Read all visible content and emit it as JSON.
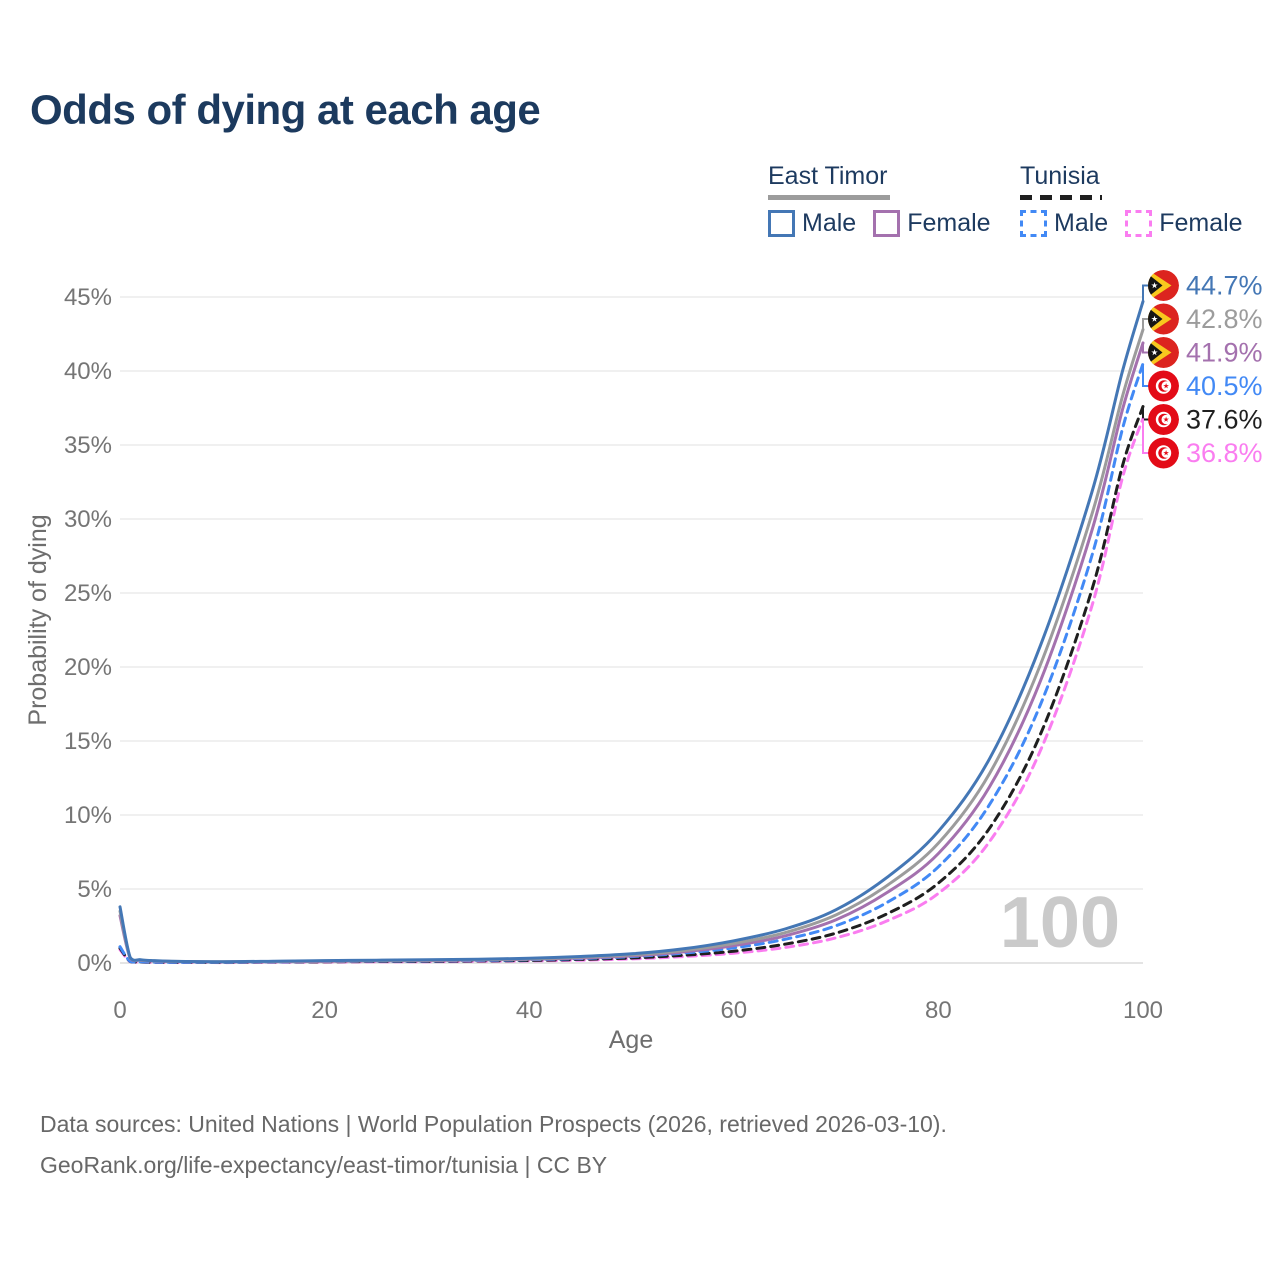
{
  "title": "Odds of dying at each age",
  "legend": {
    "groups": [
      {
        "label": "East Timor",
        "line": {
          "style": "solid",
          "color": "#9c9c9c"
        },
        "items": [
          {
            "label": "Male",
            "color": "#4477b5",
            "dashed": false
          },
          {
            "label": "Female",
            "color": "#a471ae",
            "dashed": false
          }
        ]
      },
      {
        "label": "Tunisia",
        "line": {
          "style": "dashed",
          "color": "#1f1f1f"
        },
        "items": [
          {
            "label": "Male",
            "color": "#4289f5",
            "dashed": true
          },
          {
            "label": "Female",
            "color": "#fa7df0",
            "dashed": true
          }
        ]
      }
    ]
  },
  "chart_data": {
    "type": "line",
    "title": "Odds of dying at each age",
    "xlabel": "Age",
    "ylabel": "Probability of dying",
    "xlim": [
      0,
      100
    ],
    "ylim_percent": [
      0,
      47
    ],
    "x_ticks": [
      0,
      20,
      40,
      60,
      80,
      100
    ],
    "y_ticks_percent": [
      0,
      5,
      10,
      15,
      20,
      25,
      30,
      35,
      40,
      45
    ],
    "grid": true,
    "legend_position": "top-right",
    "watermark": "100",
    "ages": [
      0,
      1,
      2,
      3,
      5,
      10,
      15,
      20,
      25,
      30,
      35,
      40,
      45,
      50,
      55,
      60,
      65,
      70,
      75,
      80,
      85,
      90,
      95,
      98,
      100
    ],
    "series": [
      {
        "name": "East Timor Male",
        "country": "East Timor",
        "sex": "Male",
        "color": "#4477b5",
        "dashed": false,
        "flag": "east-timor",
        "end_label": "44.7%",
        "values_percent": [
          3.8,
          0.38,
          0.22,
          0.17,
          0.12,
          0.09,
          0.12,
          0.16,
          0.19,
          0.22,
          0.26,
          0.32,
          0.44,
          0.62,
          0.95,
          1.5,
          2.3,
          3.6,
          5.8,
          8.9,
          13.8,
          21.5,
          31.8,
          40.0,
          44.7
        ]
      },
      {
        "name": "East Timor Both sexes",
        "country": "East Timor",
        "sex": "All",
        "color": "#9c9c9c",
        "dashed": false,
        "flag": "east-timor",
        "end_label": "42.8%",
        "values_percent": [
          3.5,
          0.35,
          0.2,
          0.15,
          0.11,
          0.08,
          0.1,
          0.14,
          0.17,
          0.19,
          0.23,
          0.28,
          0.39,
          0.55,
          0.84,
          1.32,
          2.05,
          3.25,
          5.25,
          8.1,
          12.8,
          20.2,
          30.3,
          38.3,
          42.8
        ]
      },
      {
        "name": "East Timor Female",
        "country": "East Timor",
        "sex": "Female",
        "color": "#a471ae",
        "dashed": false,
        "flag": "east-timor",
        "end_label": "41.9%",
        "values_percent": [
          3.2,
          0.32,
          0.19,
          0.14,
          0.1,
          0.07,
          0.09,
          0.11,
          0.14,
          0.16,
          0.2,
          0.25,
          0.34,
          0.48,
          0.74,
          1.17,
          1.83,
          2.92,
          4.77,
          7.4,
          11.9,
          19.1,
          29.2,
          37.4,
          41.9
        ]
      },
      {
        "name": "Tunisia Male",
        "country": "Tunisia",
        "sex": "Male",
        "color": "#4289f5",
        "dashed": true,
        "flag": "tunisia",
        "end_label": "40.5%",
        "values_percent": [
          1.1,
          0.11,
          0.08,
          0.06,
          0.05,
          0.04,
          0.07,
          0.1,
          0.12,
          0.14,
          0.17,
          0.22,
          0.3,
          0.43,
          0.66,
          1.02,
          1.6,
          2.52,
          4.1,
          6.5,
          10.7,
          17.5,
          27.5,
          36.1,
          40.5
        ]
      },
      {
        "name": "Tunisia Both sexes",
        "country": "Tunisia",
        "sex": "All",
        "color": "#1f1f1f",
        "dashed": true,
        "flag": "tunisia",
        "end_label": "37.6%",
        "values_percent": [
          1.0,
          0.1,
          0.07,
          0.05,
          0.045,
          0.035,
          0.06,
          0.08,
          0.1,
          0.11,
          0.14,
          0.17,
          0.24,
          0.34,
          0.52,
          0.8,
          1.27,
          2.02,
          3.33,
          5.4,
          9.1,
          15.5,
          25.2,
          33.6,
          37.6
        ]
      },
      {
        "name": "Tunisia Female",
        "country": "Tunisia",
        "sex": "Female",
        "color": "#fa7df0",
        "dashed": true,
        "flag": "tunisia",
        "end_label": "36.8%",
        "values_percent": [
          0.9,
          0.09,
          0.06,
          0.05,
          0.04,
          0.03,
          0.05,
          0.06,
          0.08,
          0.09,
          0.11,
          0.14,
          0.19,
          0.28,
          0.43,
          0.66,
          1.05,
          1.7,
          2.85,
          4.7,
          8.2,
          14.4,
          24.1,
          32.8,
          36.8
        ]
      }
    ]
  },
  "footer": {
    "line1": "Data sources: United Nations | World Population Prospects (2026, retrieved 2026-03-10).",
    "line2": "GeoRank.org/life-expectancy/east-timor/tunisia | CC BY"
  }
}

□ □ □ □

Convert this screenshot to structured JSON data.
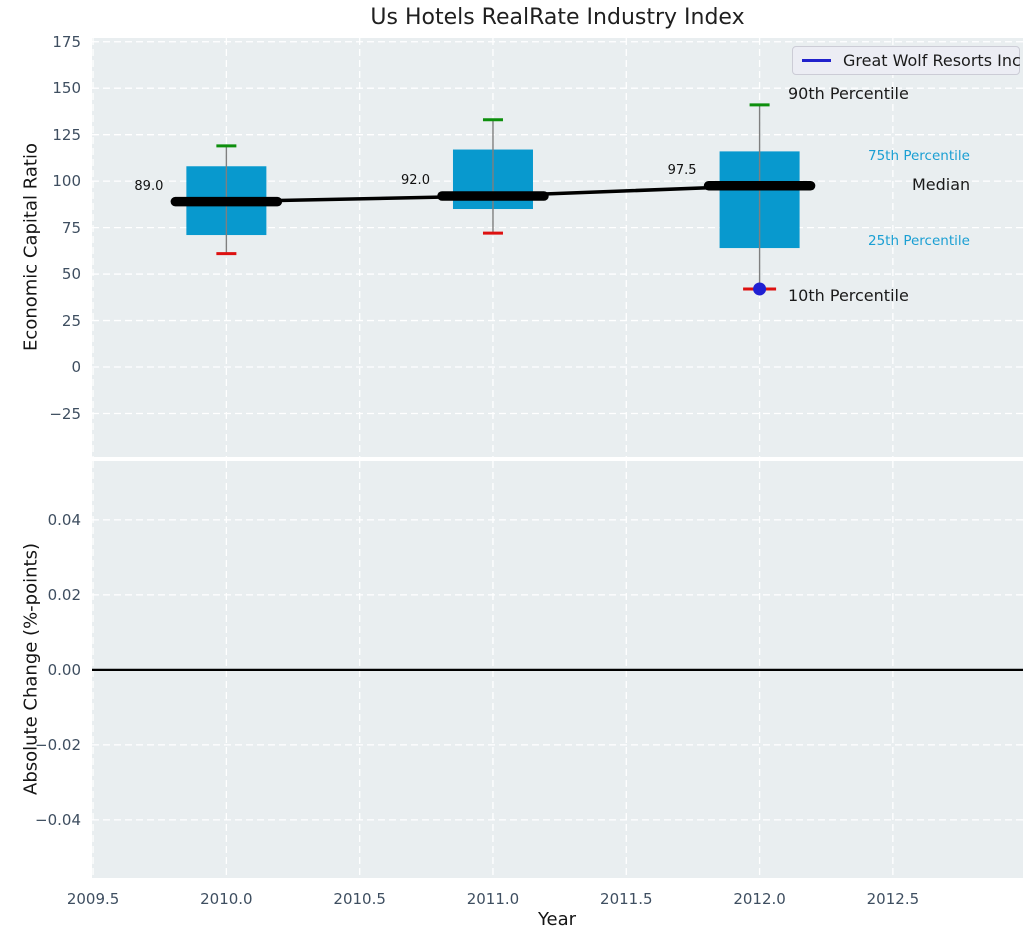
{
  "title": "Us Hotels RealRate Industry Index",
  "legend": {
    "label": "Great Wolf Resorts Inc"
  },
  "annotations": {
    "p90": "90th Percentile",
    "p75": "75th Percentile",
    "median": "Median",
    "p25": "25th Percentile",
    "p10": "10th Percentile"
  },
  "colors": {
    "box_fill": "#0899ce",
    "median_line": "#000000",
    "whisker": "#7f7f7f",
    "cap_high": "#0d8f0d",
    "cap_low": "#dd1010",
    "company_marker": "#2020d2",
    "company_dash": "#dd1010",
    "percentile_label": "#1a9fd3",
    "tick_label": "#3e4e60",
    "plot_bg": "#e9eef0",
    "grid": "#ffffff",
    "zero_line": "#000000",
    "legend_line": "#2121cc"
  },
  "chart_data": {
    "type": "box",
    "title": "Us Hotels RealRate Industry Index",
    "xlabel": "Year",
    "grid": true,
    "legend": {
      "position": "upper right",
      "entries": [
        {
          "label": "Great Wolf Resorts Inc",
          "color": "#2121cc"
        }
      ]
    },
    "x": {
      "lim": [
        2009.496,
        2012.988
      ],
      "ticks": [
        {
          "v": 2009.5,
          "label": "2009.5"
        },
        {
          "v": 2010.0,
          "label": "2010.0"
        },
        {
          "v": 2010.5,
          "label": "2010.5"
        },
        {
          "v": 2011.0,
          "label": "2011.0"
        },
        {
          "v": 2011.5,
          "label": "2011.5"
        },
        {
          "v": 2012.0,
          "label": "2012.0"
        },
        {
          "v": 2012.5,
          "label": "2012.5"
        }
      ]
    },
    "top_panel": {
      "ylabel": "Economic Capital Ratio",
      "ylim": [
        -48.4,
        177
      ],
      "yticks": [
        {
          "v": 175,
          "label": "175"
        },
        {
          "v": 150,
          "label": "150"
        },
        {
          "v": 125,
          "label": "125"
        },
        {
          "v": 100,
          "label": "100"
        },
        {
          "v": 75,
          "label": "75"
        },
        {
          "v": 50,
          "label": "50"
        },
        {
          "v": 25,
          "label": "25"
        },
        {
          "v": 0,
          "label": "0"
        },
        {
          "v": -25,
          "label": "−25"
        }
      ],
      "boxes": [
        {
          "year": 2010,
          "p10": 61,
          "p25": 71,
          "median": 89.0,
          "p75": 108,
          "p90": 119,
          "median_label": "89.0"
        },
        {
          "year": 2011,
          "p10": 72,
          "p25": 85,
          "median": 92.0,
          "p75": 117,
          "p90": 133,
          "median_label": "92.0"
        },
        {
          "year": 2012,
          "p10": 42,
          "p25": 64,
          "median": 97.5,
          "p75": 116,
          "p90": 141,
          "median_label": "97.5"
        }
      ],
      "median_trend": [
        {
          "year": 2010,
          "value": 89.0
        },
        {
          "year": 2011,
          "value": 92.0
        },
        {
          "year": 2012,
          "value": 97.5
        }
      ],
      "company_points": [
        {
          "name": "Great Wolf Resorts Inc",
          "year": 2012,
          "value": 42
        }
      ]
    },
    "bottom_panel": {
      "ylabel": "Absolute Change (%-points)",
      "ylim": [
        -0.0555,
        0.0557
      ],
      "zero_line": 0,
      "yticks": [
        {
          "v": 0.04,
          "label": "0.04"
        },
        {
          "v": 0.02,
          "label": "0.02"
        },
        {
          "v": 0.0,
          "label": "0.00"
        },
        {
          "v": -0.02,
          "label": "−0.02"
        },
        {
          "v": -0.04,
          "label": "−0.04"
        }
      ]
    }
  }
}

□ □ □ □

Show every line from the listing above in which the string "each" appears.

Task output
  "title": "Odds of dying at each age",
    "title": "Odds of dying at each age",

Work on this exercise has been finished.